Exercise requirements: Search the material for the string "ylabel" and copy each line where it occurs.
----- Data supplied -----
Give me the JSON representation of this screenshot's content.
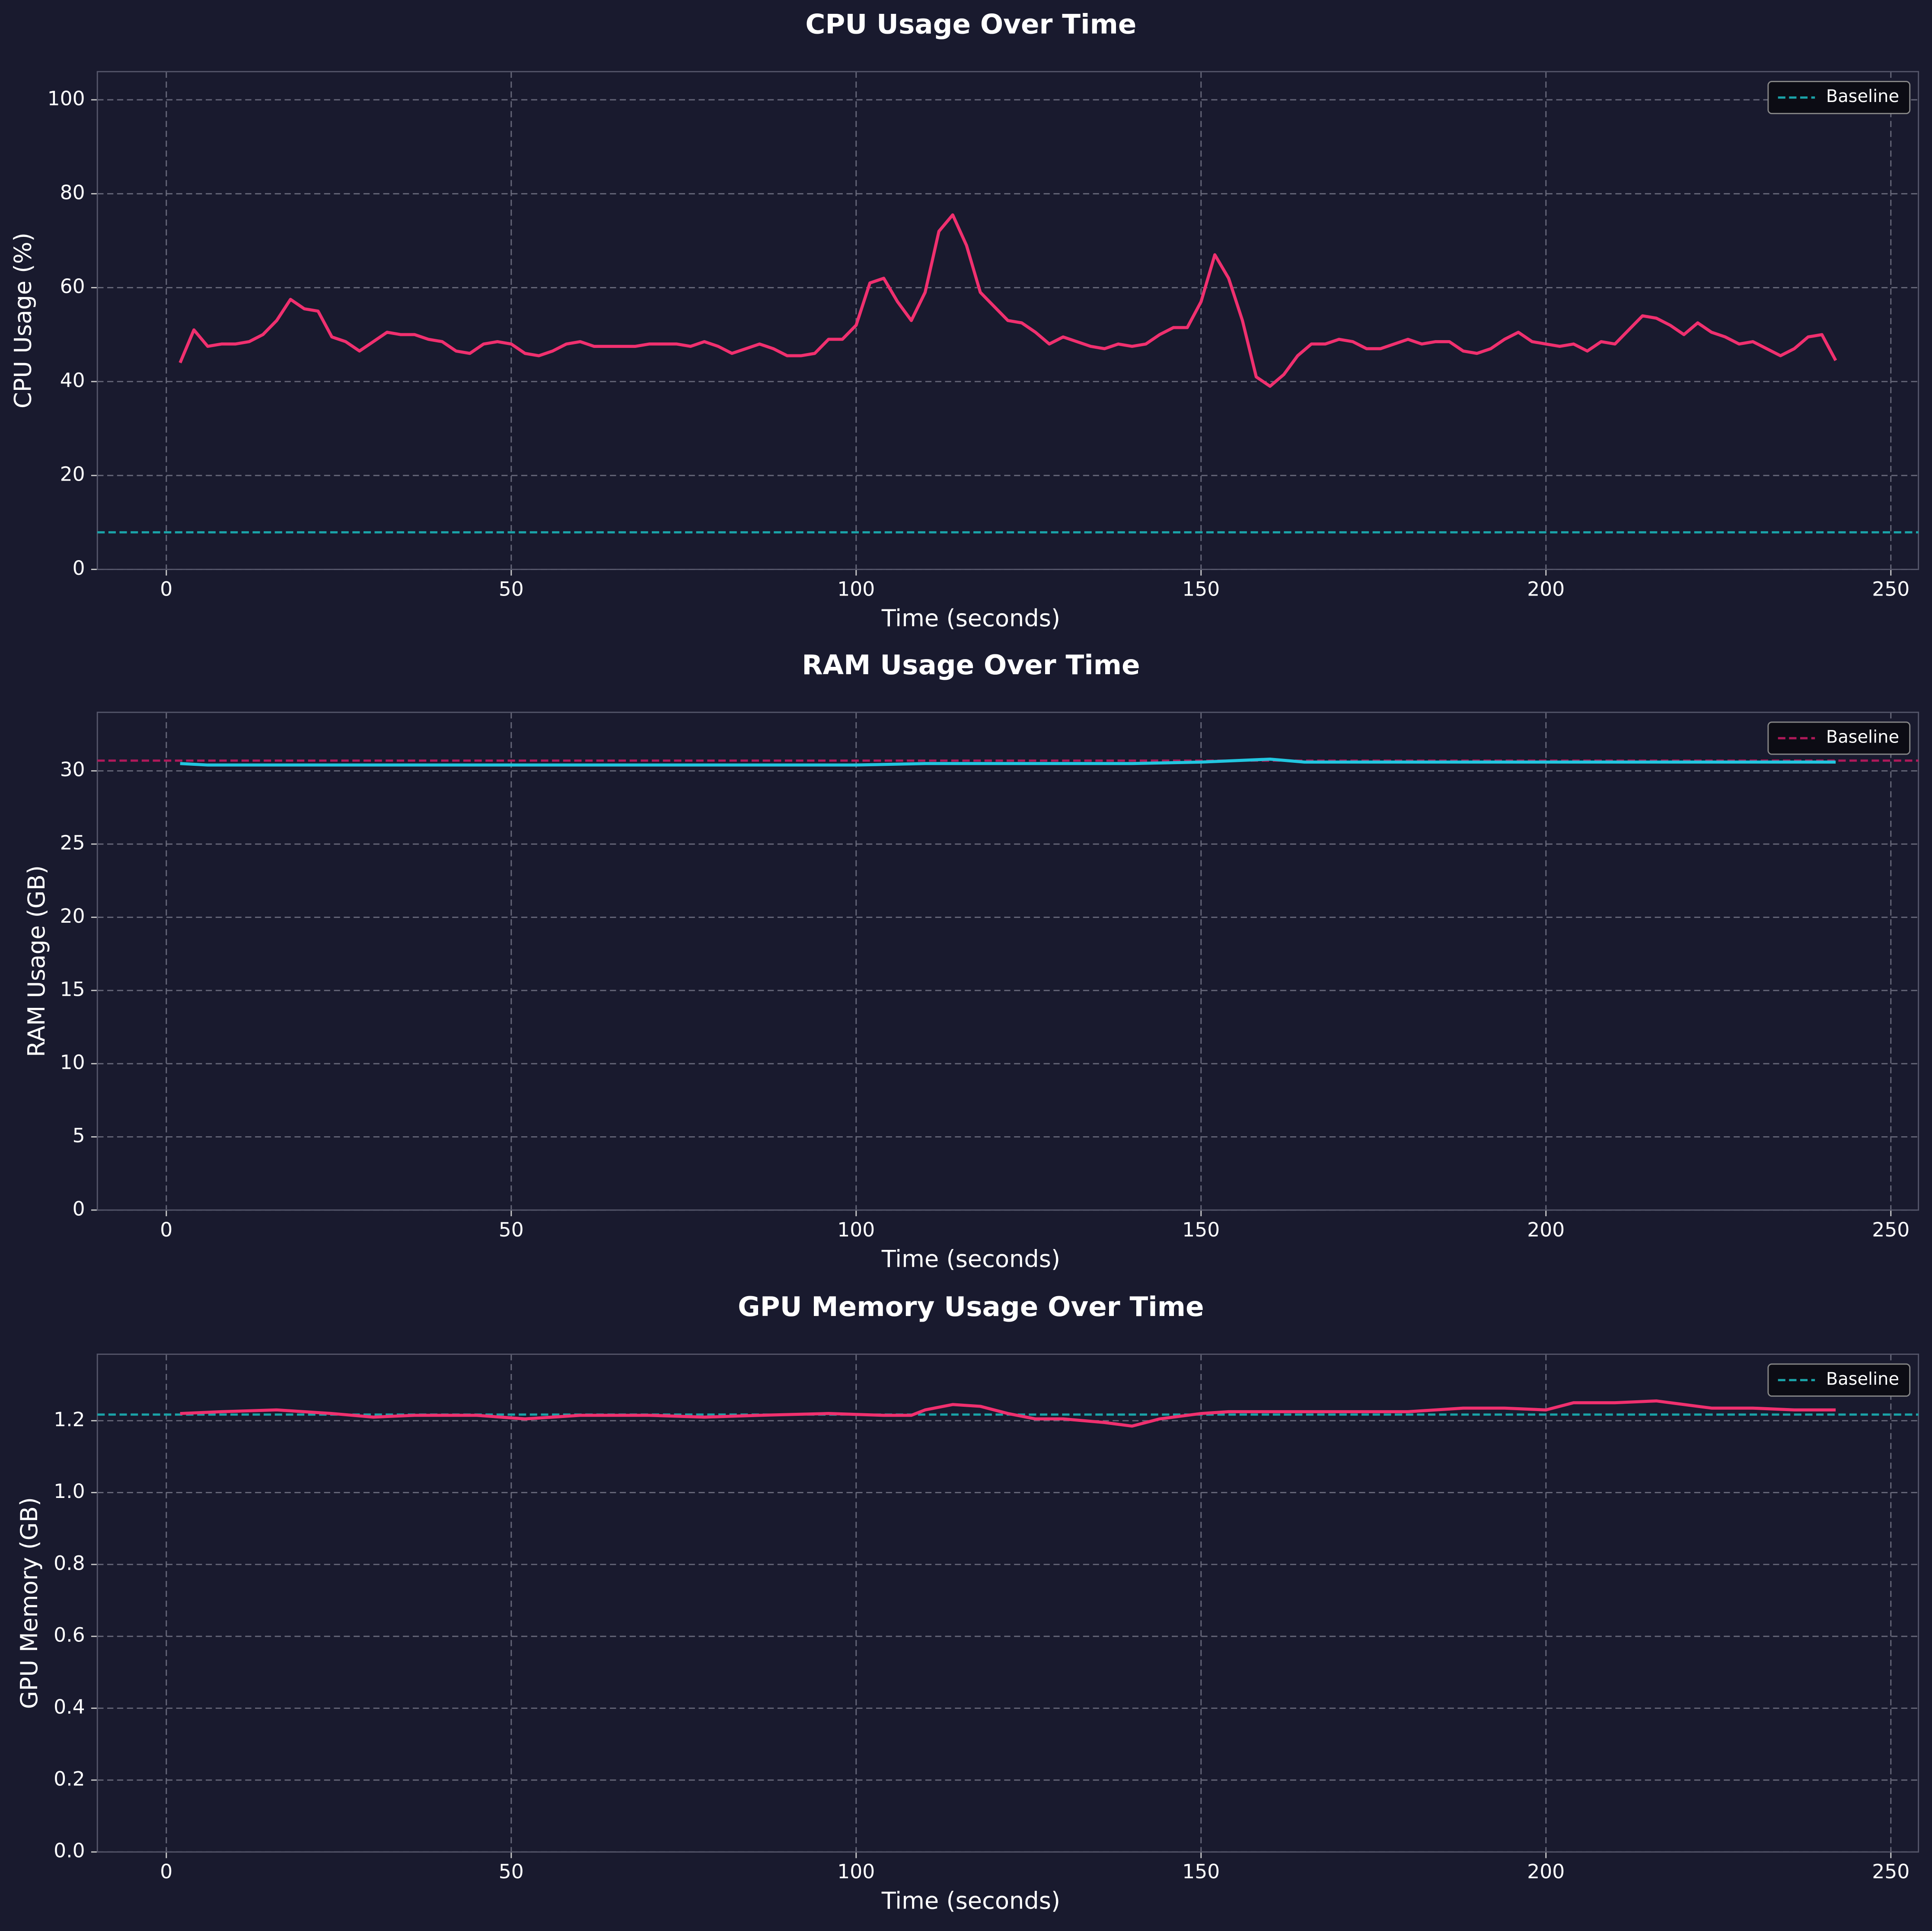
{
  "chart_data": [
    {
      "type": "line",
      "title": "CPU Usage Over Time",
      "xlabel": "Time (seconds)",
      "ylabel": "CPU Usage (%)",
      "color": "#f0306f",
      "x": [
        2,
        4,
        6,
        8,
        10,
        12,
        14,
        16,
        18,
        20,
        22,
        24,
        26,
        28,
        30,
        32,
        34,
        36,
        38,
        40,
        42,
        44,
        46,
        48,
        50,
        52,
        54,
        56,
        58,
        60,
        62,
        64,
        66,
        68,
        70,
        72,
        74,
        76,
        78,
        80,
        82,
        84,
        86,
        88,
        90,
        92,
        94,
        96,
        98,
        100,
        102,
        104,
        106,
        108,
        110,
        112,
        114,
        116,
        118,
        120,
        122,
        124,
        126,
        128,
        130,
        132,
        134,
        136,
        138,
        140,
        142,
        144,
        146,
        148,
        150,
        152,
        154,
        156,
        158,
        160,
        162,
        164,
        166,
        168,
        170,
        172,
        174,
        176,
        178,
        180,
        182,
        184,
        186,
        188,
        190,
        192,
        194,
        196,
        198,
        200,
        202,
        204,
        206,
        208,
        210,
        212,
        214,
        216,
        218,
        220,
        222,
        224,
        226,
        228,
        230,
        232,
        234,
        236,
        238,
        240,
        242
      ],
      "values": [
        44,
        51,
        47.5,
        48,
        48,
        48.5,
        50,
        53,
        57.5,
        55.5,
        55,
        49.5,
        48.5,
        46.5,
        48.5,
        50.5,
        50,
        50,
        49,
        48.5,
        46.5,
        46,
        48,
        48.5,
        48,
        46,
        45.5,
        46.5,
        48,
        48.5,
        47.5,
        47.5,
        47.5,
        47.5,
        48,
        48,
        48,
        47.5,
        48.5,
        47.5,
        46,
        47,
        48,
        47,
        45.5,
        45.5,
        46,
        49,
        49,
        52,
        61,
        62,
        57,
        53,
        59,
        72,
        75.5,
        69,
        59,
        56,
        53,
        52.5,
        50.5,
        48,
        49.5,
        48.5,
        47.5,
        47,
        48,
        47.5,
        48,
        50,
        51.5,
        51.5,
        57,
        67,
        62,
        53,
        41,
        39,
        41.5,
        45.5,
        48,
        48,
        49,
        48.5,
        47,
        47,
        48,
        49,
        48,
        48.5,
        48.5,
        46.5,
        46,
        47,
        49,
        50.5,
        48.5,
        48,
        47.5,
        48,
        46.5,
        48.5,
        48,
        51,
        54,
        53.5,
        52,
        50,
        52.5,
        50.5,
        49.5,
        48,
        48.5,
        47,
        45.5,
        47,
        49.5,
        50,
        44.5
      ],
      "baseline": {
        "name": "Baseline",
        "value": 7.9,
        "color": "#1aa3a8"
      },
      "xlim": [
        -10,
        254
      ],
      "ylim": [
        0,
        106
      ],
      "xticks": [
        0,
        50,
        100,
        150,
        200,
        250
      ],
      "yticks": [
        0,
        20,
        40,
        60,
        80,
        100
      ],
      "grid": true,
      "legend": "upper right"
    },
    {
      "type": "line",
      "title": "RAM Usage Over Time",
      "xlabel": "Time (seconds)",
      "ylabel": "RAM Usage (GB)",
      "color": "#22c6e0",
      "x": [
        2,
        6,
        10,
        20,
        30,
        40,
        50,
        60,
        70,
        80,
        90,
        100,
        110,
        120,
        130,
        140,
        150,
        155,
        160,
        165,
        170,
        180,
        190,
        200,
        210,
        220,
        230,
        242
      ],
      "values": [
        30.5,
        30.4,
        30.4,
        30.4,
        30.4,
        30.4,
        30.4,
        30.4,
        30.4,
        30.4,
        30.4,
        30.4,
        30.5,
        30.5,
        30.5,
        30.5,
        30.6,
        30.7,
        30.8,
        30.6,
        30.6,
        30.6,
        30.6,
        30.6,
        30.6,
        30.6,
        30.6,
        30.6
      ],
      "baseline": {
        "name": "Baseline",
        "value": 30.7,
        "color": "#b0195a"
      },
      "xlim": [
        -10,
        254
      ],
      "ylim": [
        0,
        34
      ],
      "xticks": [
        0,
        50,
        100,
        150,
        200,
        250
      ],
      "yticks": [
        0,
        5,
        10,
        15,
        20,
        25,
        30
      ],
      "grid": true,
      "legend": "upper right"
    },
    {
      "type": "line",
      "title": "GPU Memory Usage Over Time",
      "xlabel": "Time (seconds)",
      "ylabel": "GPU Memory (GB)",
      "color": "#f0306f",
      "x": [
        2,
        8,
        16,
        24,
        30,
        36,
        45,
        52,
        60,
        70,
        78,
        86,
        96,
        104,
        108,
        110,
        114,
        118,
        122,
        126,
        130,
        136,
        140,
        144,
        150,
        154,
        160,
        170,
        180,
        188,
        194,
        200,
        204,
        210,
        216,
        220,
        224,
        230,
        236,
        242
      ],
      "values": [
        1.22,
        1.225,
        1.23,
        1.22,
        1.21,
        1.215,
        1.215,
        1.205,
        1.215,
        1.215,
        1.21,
        1.215,
        1.22,
        1.215,
        1.215,
        1.23,
        1.245,
        1.24,
        1.22,
        1.205,
        1.205,
        1.195,
        1.185,
        1.205,
        1.22,
        1.225,
        1.225,
        1.225,
        1.225,
        1.235,
        1.235,
        1.23,
        1.25,
        1.25,
        1.255,
        1.245,
        1.235,
        1.235,
        1.23,
        1.23
      ],
      "baseline": {
        "name": "Baseline",
        "value": 1.217,
        "color": "#1aa3a8"
      },
      "xlim": [
        -10,
        254
      ],
      "ylim": [
        0,
        1.385
      ],
      "xticks": [
        0,
        50,
        100,
        150,
        200,
        250
      ],
      "yticks": [
        {
          "value": 0,
          "label": "0.0"
        },
        0.2,
        0.4,
        0.6,
        0.8,
        {
          "value": 1,
          "label": "1.0"
        },
        1.2
      ],
      "grid": true,
      "legend": "upper right"
    }
  ]
}
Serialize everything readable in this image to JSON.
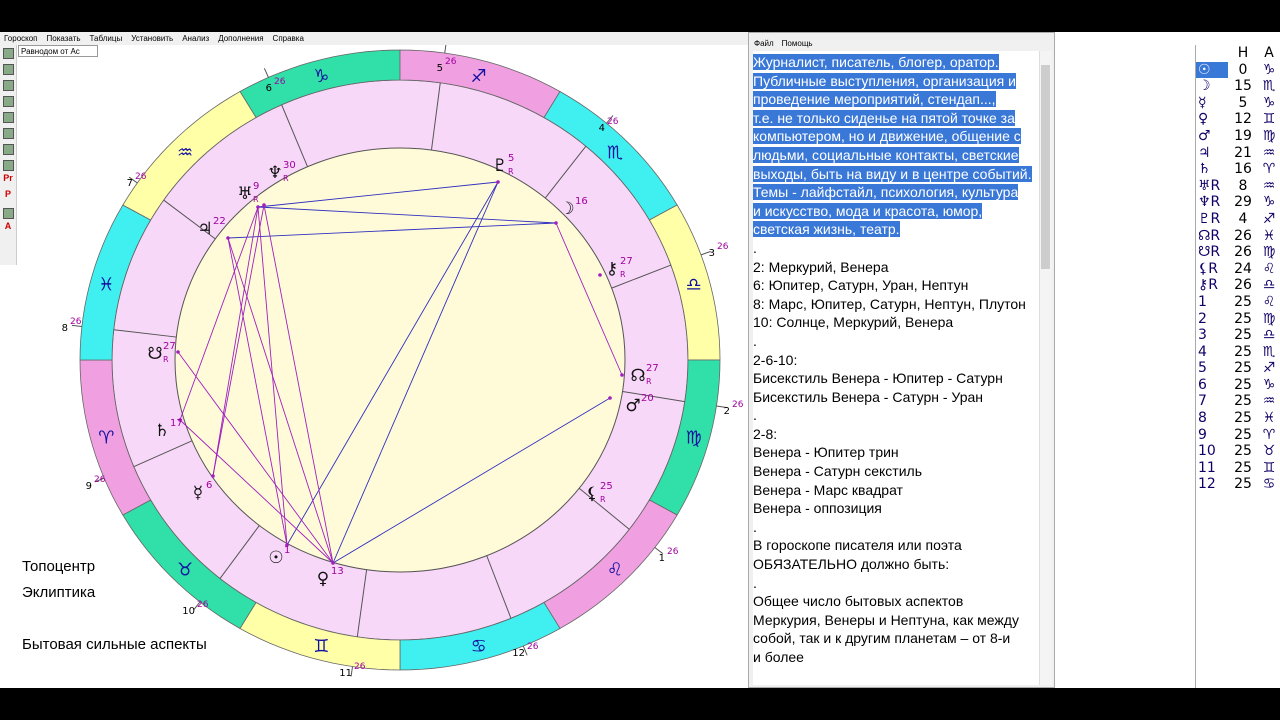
{
  "menu": {
    "items": [
      "Гороскоп",
      "Показать",
      "Таблицы",
      "Установить",
      "Анализ",
      "Дополнения",
      "Справка"
    ],
    "combo": "Равнодом от Ас"
  },
  "toolbar": {
    "labels": [
      "Pr",
      "P",
      "A",
      "?"
    ]
  },
  "wheel": {
    "signs": [
      {
        "glyph": "♑",
        "color": "#30e0a8"
      },
      {
        "glyph": "♐",
        "color": "#f0a0e0"
      },
      {
        "glyph": "♏",
        "color": "#40f0f0"
      },
      {
        "glyph": "♎",
        "color": "#ffffa8"
      },
      {
        "glyph": "♍",
        "color": "#30e0a8"
      },
      {
        "glyph": "♌",
        "color": "#f0a0e0"
      },
      {
        "glyph": "♋",
        "color": "#40f0f0"
      },
      {
        "glyph": "♊",
        "color": "#ffffa8"
      },
      {
        "glyph": "♉",
        "color": "#30e0a8"
      },
      {
        "glyph": "♈",
        "color": "#f0a0e0"
      },
      {
        "glyph": "♓",
        "color": "#40f0f0"
      },
      {
        "glyph": "♒",
        "color": "#ffffa8"
      }
    ],
    "houses": [
      {
        "number": "5",
        "degree": "26"
      },
      {
        "number": "4",
        "degree": "26"
      },
      {
        "number": "3",
        "degree": "26"
      },
      {
        "number": "2",
        "degree": "26"
      },
      {
        "number": "1",
        "degree": "26"
      },
      {
        "number": "12",
        "degree": "26"
      },
      {
        "number": "11",
        "degree": "26"
      },
      {
        "number": "10",
        "degree": "26"
      },
      {
        "number": "9",
        "degree": "26"
      },
      {
        "number": "8",
        "degree": "26"
      },
      {
        "number": "7",
        "degree": "26"
      },
      {
        "number": "6",
        "degree": "26"
      }
    ],
    "planets": [
      {
        "glyph": "♆",
        "degree": "30",
        "retro": "R"
      },
      {
        "glyph": "♅",
        "degree": "9",
        "retro": "R"
      },
      {
        "glyph": "♃",
        "degree": "22"
      },
      {
        "glyph": "♇",
        "degree": "5",
        "retro": "R"
      },
      {
        "glyph": "☽",
        "degree": "16"
      },
      {
        "glyph": "⚷",
        "degree": "27",
        "retro": "R"
      },
      {
        "glyph": "☊",
        "degree": "27",
        "retro": "R"
      },
      {
        "glyph": "♂",
        "degree": "20"
      },
      {
        "glyph": "⚸",
        "degree": "25",
        "retro": "R"
      },
      {
        "glyph": "☋",
        "degree": "27",
        "retro": "R"
      },
      {
        "glyph": "♄",
        "degree": "17"
      },
      {
        "glyph": "☿",
        "degree": "6"
      },
      {
        "glyph": "☉",
        "degree": "1"
      },
      {
        "glyph": "♀",
        "degree": "13"
      }
    ]
  },
  "notes": [
    "Топоцентр",
    "Эклиптика",
    "Бытовая сильные аспекты"
  ],
  "editor": {
    "menu": [
      "Файл",
      "Помощь"
    ],
    "selected_text": [
      "Журналист, писатель, блогер, оратор.",
      "Публичные выступления, организация и",
      "проведение мероприятий, стендап...,",
      "т.е. не только сиденье на пятой точке за",
      "компьютером, но и движение, общение с",
      "людьми, социальные контакты, светские",
      "выходы, быть на виду и в центре событий.",
      "Темы - лайфстайл, психология, культура",
      "и искусство, мода и красота, юмор,",
      "светская жизнь, театр."
    ],
    "text": [
      ".",
      "2: Меркурий, Венера",
      "6: Юпитер, Сатурн, Уран, Нептун",
      "8: Марс, Юпитер, Сатурн, Нептун, Плутон",
      "10: Солнце, Меркурий, Венера",
      ".",
      "2-6-10:",
      "Бисекстиль Венера - Юпитер - Сатурн",
      "Бисекстиль Венера - Сатурн - Уран",
      ".",
      "2-8:",
      "Венера - Юпитер трин",
      "Венера - Сатурн секстиль",
      "Венера - Марс квадрат",
      "Венера -  оппозиция",
      ".",
      "В гороскопе писателя или поэта",
      "ОБЯЗАТЕЛЬНО должно быть:",
      ".",
      "Общее число бытовых аспектов",
      "Меркурия, Венеры и Нептуна, как между",
      "собой, так и к другим планетам – от 8-и",
      "и более"
    ]
  },
  "table": {
    "header": [
      "H",
      "A"
    ],
    "rows": [
      [
        "☉",
        "0",
        "♑"
      ],
      [
        "☽",
        "15",
        "♏"
      ],
      [
        "☿",
        "5",
        "♑"
      ],
      [
        "♀",
        "12",
        "♊"
      ],
      [
        "♂",
        "19",
        "♍"
      ],
      [
        "♃",
        "21",
        "♒"
      ],
      [
        "♄",
        "16",
        "♈"
      ],
      [
        "♅R",
        "8",
        "♒"
      ],
      [
        "♆R",
        "29",
        "♑"
      ],
      [
        "♇R",
        "4",
        "♐"
      ],
      [
        "☊R",
        "26",
        "♓"
      ],
      [
        "☋R",
        "26",
        "♍"
      ],
      [
        "⚸R",
        "24",
        "♌"
      ],
      [
        "⚷R",
        "26",
        "♎"
      ],
      [
        "1",
        "25",
        "♌"
      ],
      [
        "2",
        "25",
        "♍"
      ],
      [
        "3",
        "25",
        "♎"
      ],
      [
        "4",
        "25",
        "♏"
      ],
      [
        "5",
        "25",
        "♐"
      ],
      [
        "6",
        "25",
        "♑"
      ],
      [
        "7",
        "25",
        "♒"
      ],
      [
        "8",
        "25",
        "♓"
      ],
      [
        "9",
        "25",
        "♈"
      ],
      [
        "10",
        "25",
        "♉"
      ],
      [
        "11",
        "25",
        "♊"
      ],
      [
        "12",
        "25",
        "♋"
      ]
    ]
  }
}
-----
Complete response:
      "ylabel": "CPU Usage (%)",
      "ylabel": "RAM Usage (GB)",
      "ylabel": "GPU Memory (GB)",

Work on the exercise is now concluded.